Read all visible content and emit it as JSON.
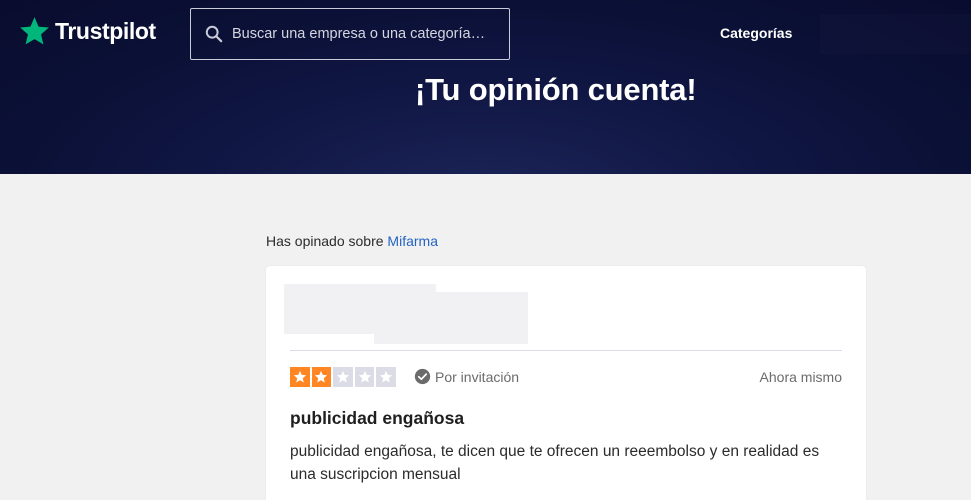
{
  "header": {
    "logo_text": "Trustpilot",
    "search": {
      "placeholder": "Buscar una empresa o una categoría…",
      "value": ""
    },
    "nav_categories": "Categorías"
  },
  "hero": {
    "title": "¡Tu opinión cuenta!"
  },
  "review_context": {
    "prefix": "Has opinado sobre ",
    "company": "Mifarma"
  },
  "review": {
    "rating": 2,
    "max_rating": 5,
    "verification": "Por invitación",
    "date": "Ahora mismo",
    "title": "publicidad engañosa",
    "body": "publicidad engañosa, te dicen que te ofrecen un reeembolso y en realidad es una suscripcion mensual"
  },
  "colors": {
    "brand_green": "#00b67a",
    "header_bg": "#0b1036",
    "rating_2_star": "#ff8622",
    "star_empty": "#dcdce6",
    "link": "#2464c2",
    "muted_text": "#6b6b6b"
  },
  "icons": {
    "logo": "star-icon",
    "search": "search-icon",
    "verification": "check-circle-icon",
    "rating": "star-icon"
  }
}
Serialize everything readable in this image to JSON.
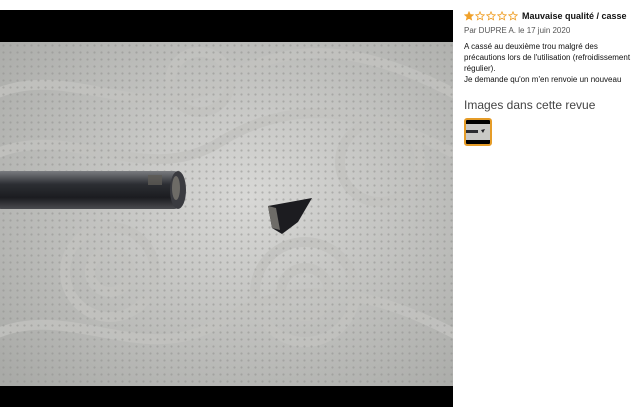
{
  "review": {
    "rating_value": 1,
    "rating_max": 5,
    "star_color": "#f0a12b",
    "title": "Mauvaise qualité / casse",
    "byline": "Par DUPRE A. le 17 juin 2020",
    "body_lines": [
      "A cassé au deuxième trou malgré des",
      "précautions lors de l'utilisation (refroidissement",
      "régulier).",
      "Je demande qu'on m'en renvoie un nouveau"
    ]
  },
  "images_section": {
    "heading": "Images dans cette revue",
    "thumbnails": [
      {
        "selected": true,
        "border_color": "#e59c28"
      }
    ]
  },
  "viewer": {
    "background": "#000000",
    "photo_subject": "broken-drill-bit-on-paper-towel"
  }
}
============================================================
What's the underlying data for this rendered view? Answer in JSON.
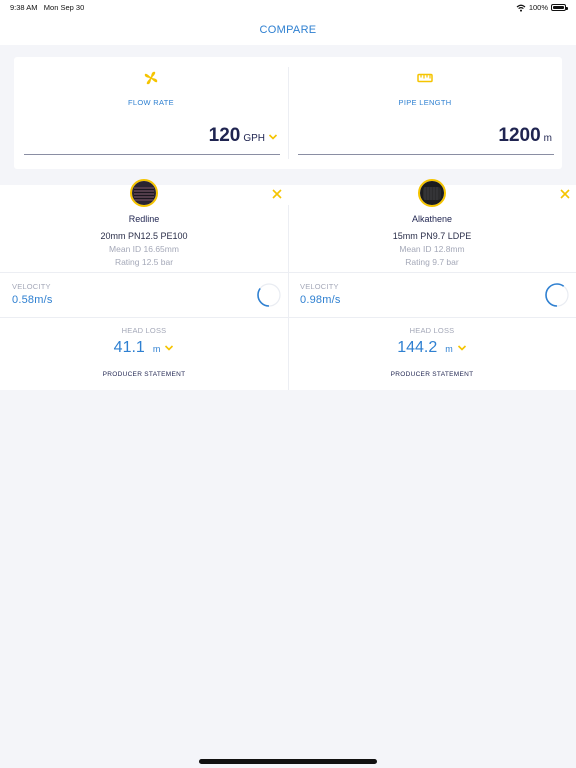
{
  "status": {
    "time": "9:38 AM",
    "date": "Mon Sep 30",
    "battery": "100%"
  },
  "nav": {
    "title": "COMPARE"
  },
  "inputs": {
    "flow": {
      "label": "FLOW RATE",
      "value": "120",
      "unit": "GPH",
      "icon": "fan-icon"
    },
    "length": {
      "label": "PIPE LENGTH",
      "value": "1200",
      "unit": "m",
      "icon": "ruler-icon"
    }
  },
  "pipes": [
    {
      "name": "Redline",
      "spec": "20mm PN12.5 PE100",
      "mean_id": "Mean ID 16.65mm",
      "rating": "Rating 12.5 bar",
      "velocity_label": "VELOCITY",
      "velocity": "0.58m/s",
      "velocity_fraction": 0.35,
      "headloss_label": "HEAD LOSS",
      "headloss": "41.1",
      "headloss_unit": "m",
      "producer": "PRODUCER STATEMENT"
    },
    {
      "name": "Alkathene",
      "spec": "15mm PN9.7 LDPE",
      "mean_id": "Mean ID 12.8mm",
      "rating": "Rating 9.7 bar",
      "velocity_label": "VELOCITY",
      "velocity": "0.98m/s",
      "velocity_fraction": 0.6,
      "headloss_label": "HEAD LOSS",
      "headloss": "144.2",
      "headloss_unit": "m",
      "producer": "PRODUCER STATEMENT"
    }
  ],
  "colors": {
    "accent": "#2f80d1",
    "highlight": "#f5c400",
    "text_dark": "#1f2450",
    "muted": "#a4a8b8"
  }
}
============================================================
Given problem — Read the entries and select each line where the word "engañosa" is found.

The result —
    "title": "publicidad engañosa",
    "body": "publicidad engañosa, te dicen que te ofrecen un reeembolso y en realidad es una suscripcion mensual"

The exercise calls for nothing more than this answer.